=== Work to be completed ===
Repeat each line word for word.
── Dataset rows
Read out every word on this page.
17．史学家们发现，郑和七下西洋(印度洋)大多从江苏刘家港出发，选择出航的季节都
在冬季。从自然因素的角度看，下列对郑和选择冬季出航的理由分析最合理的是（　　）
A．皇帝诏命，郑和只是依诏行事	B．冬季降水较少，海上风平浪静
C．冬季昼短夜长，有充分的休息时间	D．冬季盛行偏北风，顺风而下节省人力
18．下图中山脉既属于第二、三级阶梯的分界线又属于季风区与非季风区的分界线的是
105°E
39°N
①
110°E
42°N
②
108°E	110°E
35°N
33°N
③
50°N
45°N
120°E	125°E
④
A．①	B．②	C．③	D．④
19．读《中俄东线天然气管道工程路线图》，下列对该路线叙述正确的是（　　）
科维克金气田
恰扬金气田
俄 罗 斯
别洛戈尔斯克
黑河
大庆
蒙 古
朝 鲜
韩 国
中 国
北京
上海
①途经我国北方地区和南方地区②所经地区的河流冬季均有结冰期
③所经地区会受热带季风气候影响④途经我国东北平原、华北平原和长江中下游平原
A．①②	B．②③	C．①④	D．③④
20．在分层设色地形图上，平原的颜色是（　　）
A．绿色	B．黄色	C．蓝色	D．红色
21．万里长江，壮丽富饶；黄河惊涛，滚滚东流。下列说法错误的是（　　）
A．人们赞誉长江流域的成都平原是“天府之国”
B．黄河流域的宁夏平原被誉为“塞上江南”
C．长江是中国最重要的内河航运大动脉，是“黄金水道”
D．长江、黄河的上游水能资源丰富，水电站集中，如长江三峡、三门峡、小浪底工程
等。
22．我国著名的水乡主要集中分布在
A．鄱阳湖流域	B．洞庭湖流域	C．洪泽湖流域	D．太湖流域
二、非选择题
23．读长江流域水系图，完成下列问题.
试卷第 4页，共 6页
────
=== Task answer ===
Read out every word on this page.
17．史学家们发现，郑和七下西洋(印度洋)大多从江苏刘家港出发，选择出航的季节都
在冬季。从自然因素的角度看，下列对郑和选择冬季出航的理由分析最合理的是（　　）
A．皇帝诏命，郑和只是依诏行事	B．冬季降水较少，海上风平浪静
C．冬季昼短夜长，有充分的休息时间	D．冬季盛行偏北风，顺风而下节省人力
18．下图中山脉既属于第二、三级阶梯的分界线又属于季风区与非季风区的分界线的是
105°E
39°N
①
110°E
42°N
②
108°E	110°E
35°N
33°N
③
50°N
45°N
120°E	125°E
④
A．①	B．②	C．③	D．④
19．读《中俄东线天然气管道工程路线图》，下列对该路线叙述正确的是（　　）
科维克金气田
恰扬金气田
俄 罗 斯
别洛戈尔斯克
黑河
大庆
蒙 古
朝 鲜
韩 国
中 国
北京
上海
①途经我国北方地区和南方地区②所经地区的河流冬季均有结冰期
③所经地区会受热带季风气候影响④途经我国东北平原、华北平原和长江中下游平原
A．①②	B．②③	C．①④	D．③④
20．在分层设色地形图上，平原的颜色是（　　）
A．绿色	B．黄色	C．蓝色	D．红色
21．万里长江，壮丽富饶；黄河惊涛，滚滚东流。下列说法错误的是（　　）
A．人们赞誉长江流域的成都平原是“天府之国”
B．黄河流域的宁夏平原被誉为“塞上江南”
C．长江是中国最重要的内河航运大动脉，是“黄金水道”
D．长江、黄河的上游水能资源丰富，水电站集中，如长江三峡、三门峡、小浪底工程
等。
22．我国著名的水乡主要集中分布在
A．鄱阳湖流域	B．洞庭湖流域	C．洪泽湖流域	D．太湖流域
二、非选择题
23．读长江流域水系图，完成下列问题.
试卷第 4页，共 6页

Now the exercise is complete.